## Begin Information supplied

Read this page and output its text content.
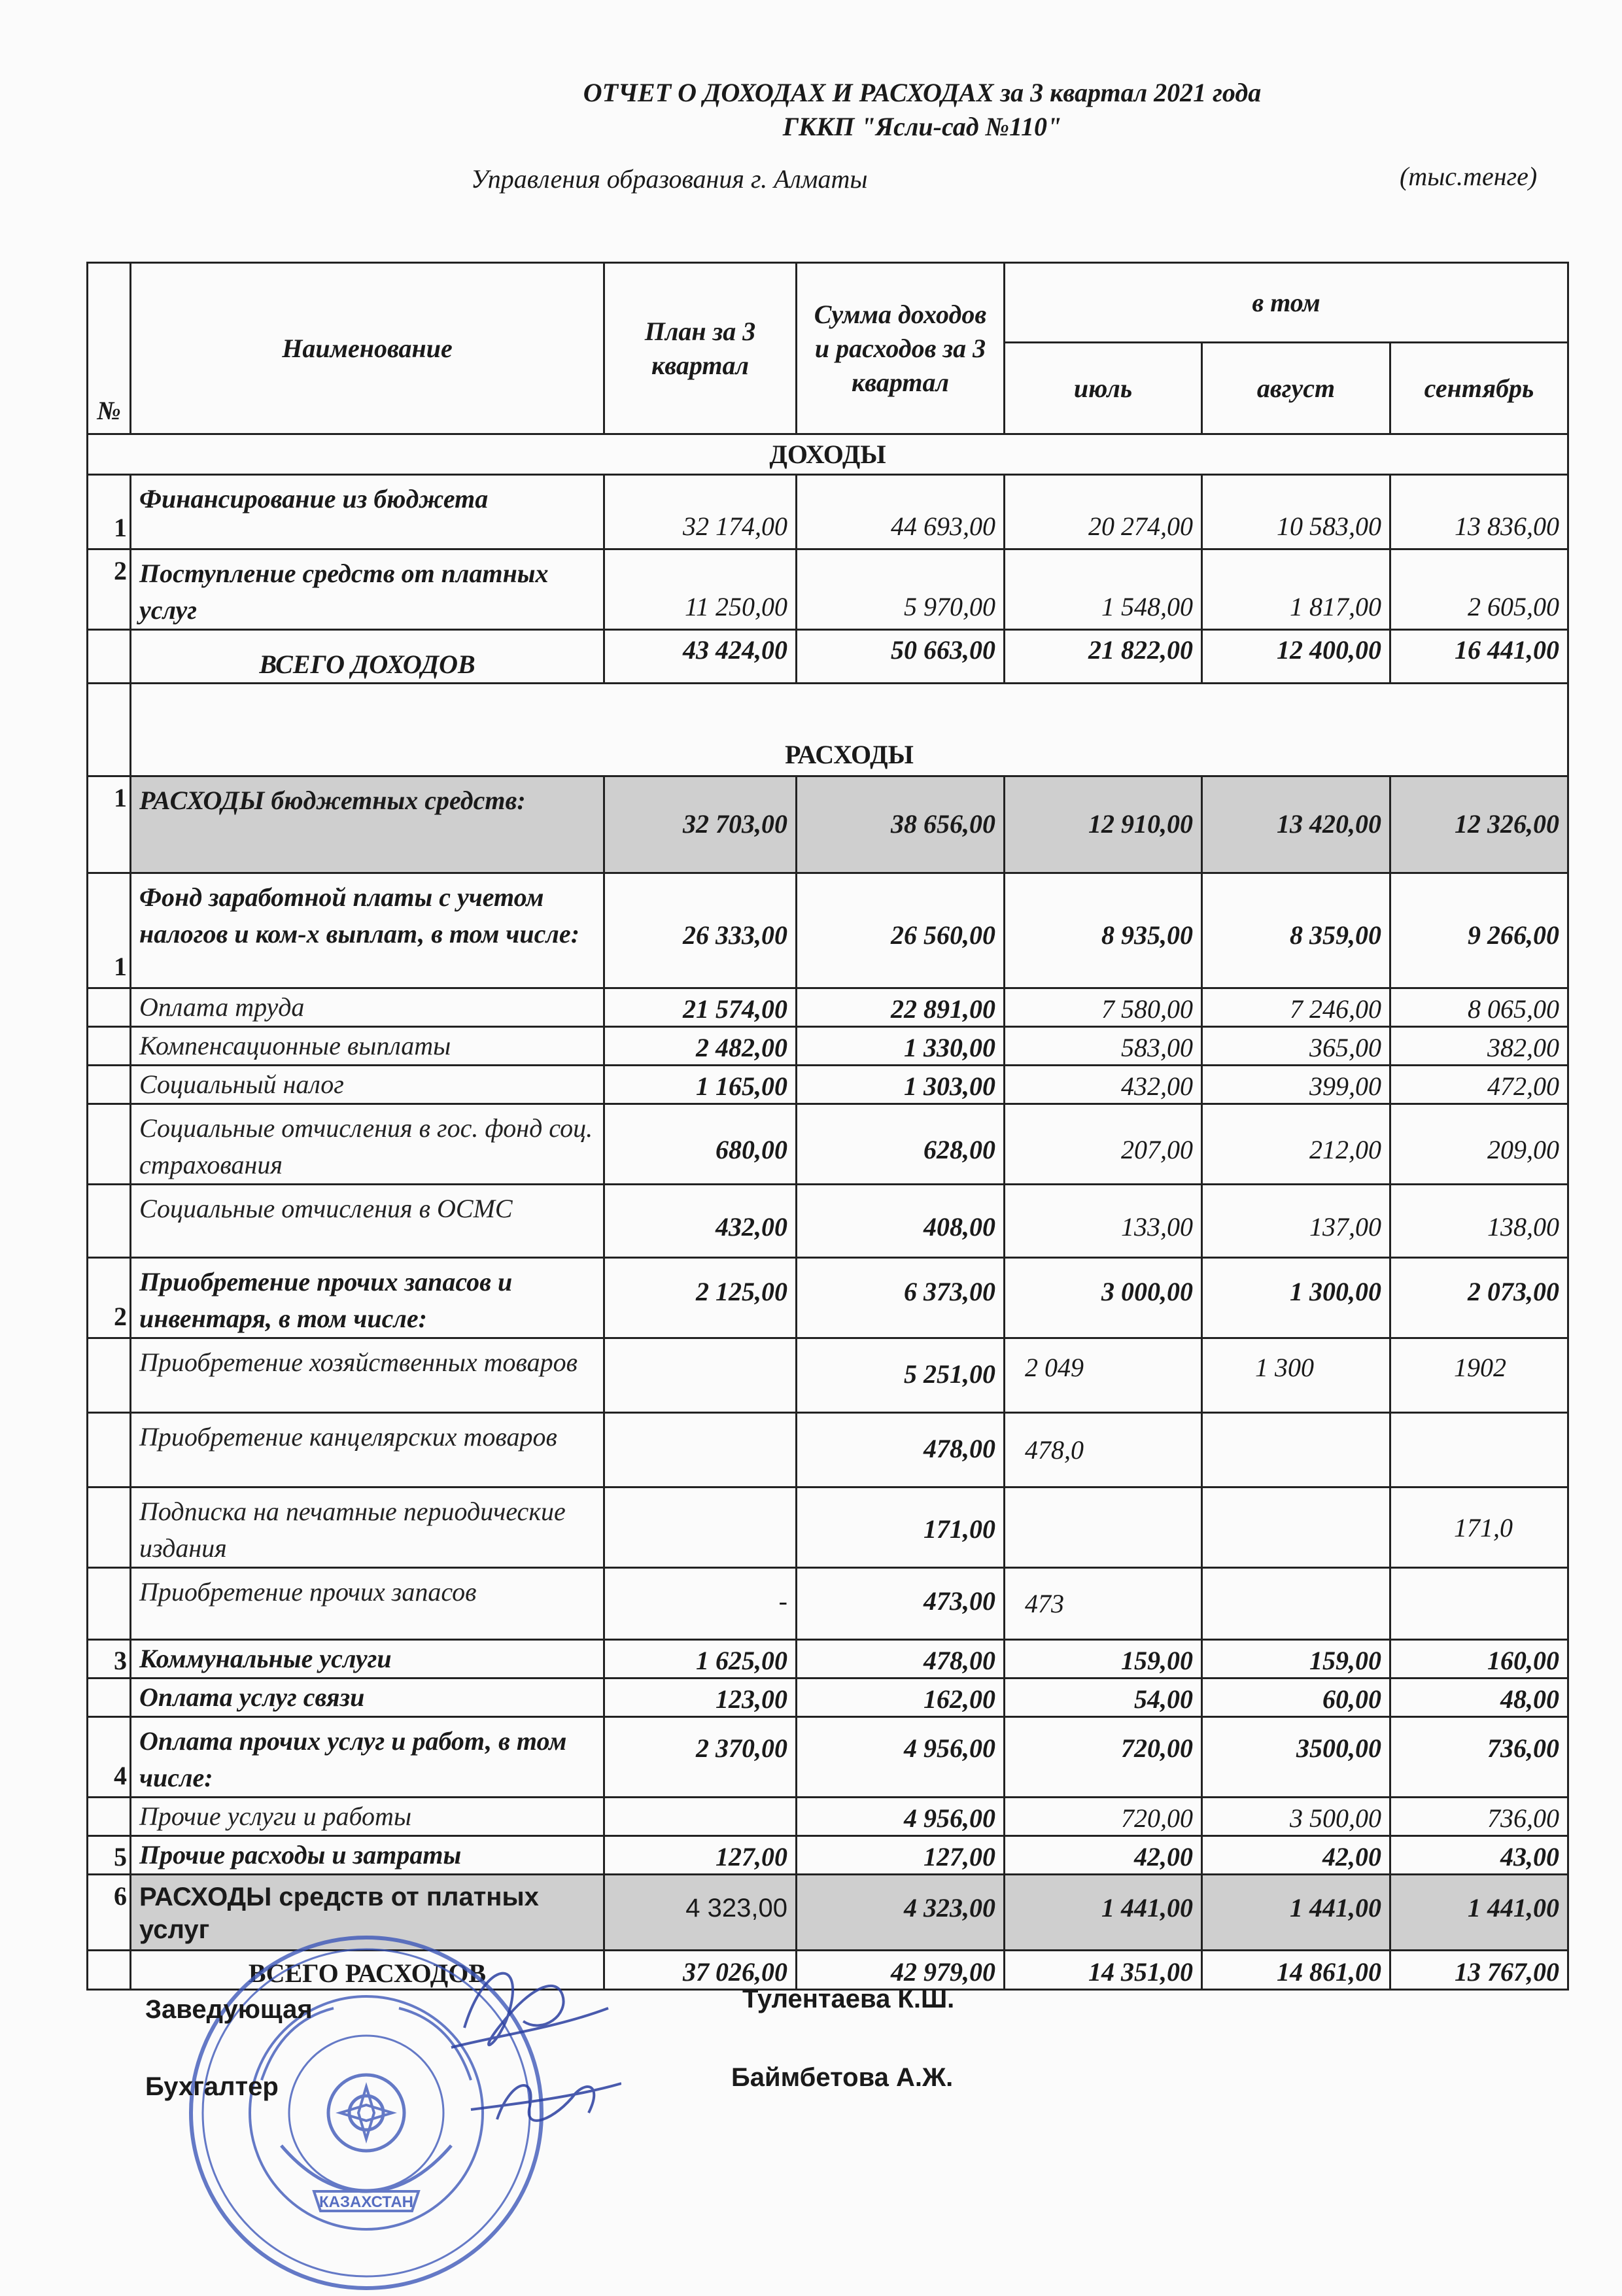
ОТЧЕТ О ДОХОДАХ И РАСХОДАХ за 3 квартал 2021 года
ГККП "Ясли-сад №110"
Управления образования г. Алматы	(тыс.тенге)
№	Наименование	План за 3 квартал	Сумма доходов и расходов за 3 квартал	в том		
				июль	август	сентябрь
ДОХОДЫ						
1	Финансирование из бюджета	32 174,00	44 693,00	20 274,00	10 583,00	13 836,00
2	Поступление средств от платных услуг	11 250,00	5 970,00	1 548,00	1 817,00	2 605,00
	ВСЕГО ДОХОДОВ	43 424,00	50 663,00	21 822,00	12 400,00	16 441,00
	РАСХОДЫ					
1	РАСХОДЫ бюджетных средств:	32 703,00	38 656,00	12 910,00	13 420,00	12 326,00
1	Фонд заработной платы с учетом налогов и ком-х выплат, в том числе:	26 333,00	26 560,00	8 935,00	8 359,00	9 266,00
	Оплата труда	21 574,00	22 891,00	7 580,00	7 246,00	8 065,00
	Компенсационные выплаты	2 482,00	1 330,00	583,00	365,00	382,00
	Социальный налог	1 165,00	1 303,00	432,00	399,00	472,00
	Социальные отчисления в гос. фонд соц. страхования	680,00	628,00	207,00	212,00	209,00
	Социальные отчисления в ОСМС	432,00	408,00	133,00	137,00	138,00
2	Приобретение прочих запасов и инвентаря, в том числе:	2 125,00	6 373,00	3 000,00	1 300,00	2 073,00
	Приобретение хозяйственных товаров		5 251,00	2 049	1 300	1902
	Приобретение канцелярских товаров		478,00	478,0		
	Подписка на печатные периодические издания		171,00			171,0
	Приобретение прочих запасов	-	473,00	473		
3	Коммунальные услуги	1 625,00	478,00	159,00	159,00	160,00
	Оплата услуг связи	123,00	162,00	54,00	60,00	48,00
4	Оплата прочих услуг и работ, в том числе:	2 370,00	4 956,00	720,00	3500,00	736,00
	Прочие услуги и работы		4 956,00	720,00	3 500,00	736,00
5	Прочие расходы и затраты	127,00	127,00	42,00	42,00	43,00
6	РАСХОДЫ средств от платных услуг	4 323,00	4 323,00	1 441,00	1 441,00	1 441,00
	ВСЕГО РАСХОДОВ	37 026,00	42 979,00	14 351,00	14 861,00	13 767,00
КАЗАХСТАН
Заведующая	Тулентаева К.Ш.
Бухгалтер	Баймбетова А.Ж.
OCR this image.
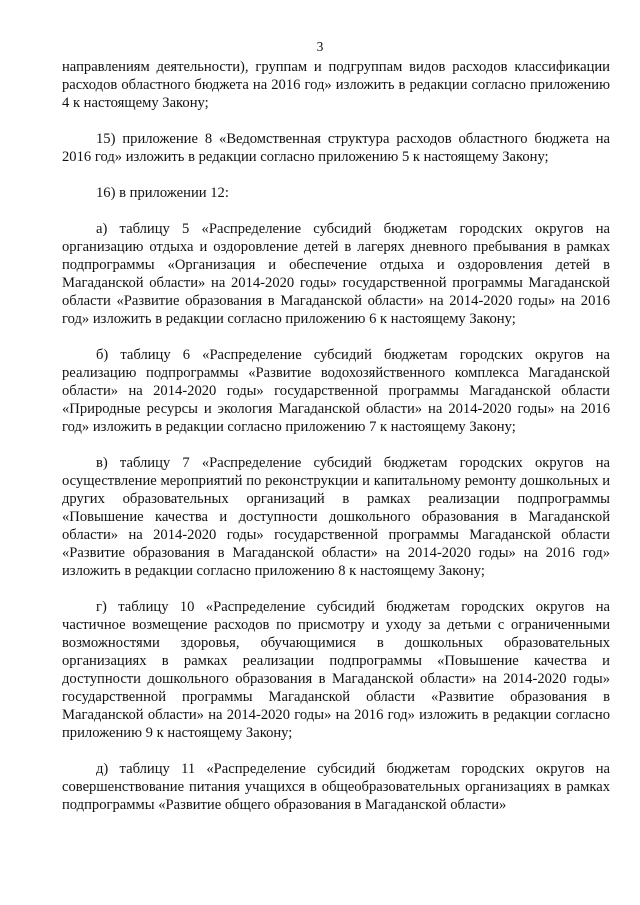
3

направлениям деятельности), группам и подгруппам видов расходов классификации расходов областного бюджета на 2016 год» изложить в редакции согласно приложению 4 к настоящему Закону;

15) приложение 8 «Ведомственная структура расходов областного бюджета на 2016 год» изложить в редакции согласно приложению 5 к настоящему Закону;

16) в приложении 12:

а) таблицу 5 «Распределение субсидий бюджетам городских округов на организацию отдыха и оздоровление детей в лагерях дневного пребывания в рамках подпрограммы «Организация и обеспечение отдыха и оздоровления детей в Магаданской области» на 2014-2020 годы» государственной программы Магаданской области «Развитие образования в Магаданской области» на 2014-2020 годы» на 2016 год» изложить в редакции согласно приложению 6 к настоящему Закону;

б) таблицу 6 «Распределение субсидий бюджетам городских округов на реализацию подпрограммы «Развитие водохозяйственного комплекса Магаданской области» на 2014-2020 годы» государственной программы Магаданской области «Природные ресурсы и экология Магаданской области» на 2014-2020 годы» на 2016 год» изложить в редакции согласно приложению 7 к настоящему Закону;

в) таблицу 7 «Распределение субсидий бюджетам городских округов на осуществление мероприятий по реконструкции и капитальному ремонту дошкольных и других образовательных организаций в рамках реализации подпрограммы «Повышение качества и доступности дошкольного образования в Магаданской области» на 2014-2020 годы» государственной программы Магаданской области «Развитие образования в Магаданской области» на 2014-2020 годы» на 2016 год» изложить в редакции согласно приложению 8 к настоящему Закону;

г) таблицу 10 «Распределение субсидий бюджетам городских округов на частичное возмещение расходов по присмотру и уходу за детьми с ограниченными возможностями здоровья, обучающимися в дошкольных образовательных организациях в рамках реализации подпрограммы «Повышение качества и доступности дошкольного образования в Магаданской области» на 2014-2020 годы» государственной программы Магаданской области «Развитие образования в Магаданской области» на 2014-2020 годы» на 2016 год» изложить в редакции согласно приложению 9 к настоящему Закону;

д) таблицу 11 «Распределение субсидий бюджетам городских округов на совершенствование питания учащихся в общеобразовательных организациях в рамках подпрограммы «Развитие общего образования в Магаданской области»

## End Information supplied

Given request
Search the data for the string "this". List each line that has it.

Full output
Read this page and output its text content.
OCR this image.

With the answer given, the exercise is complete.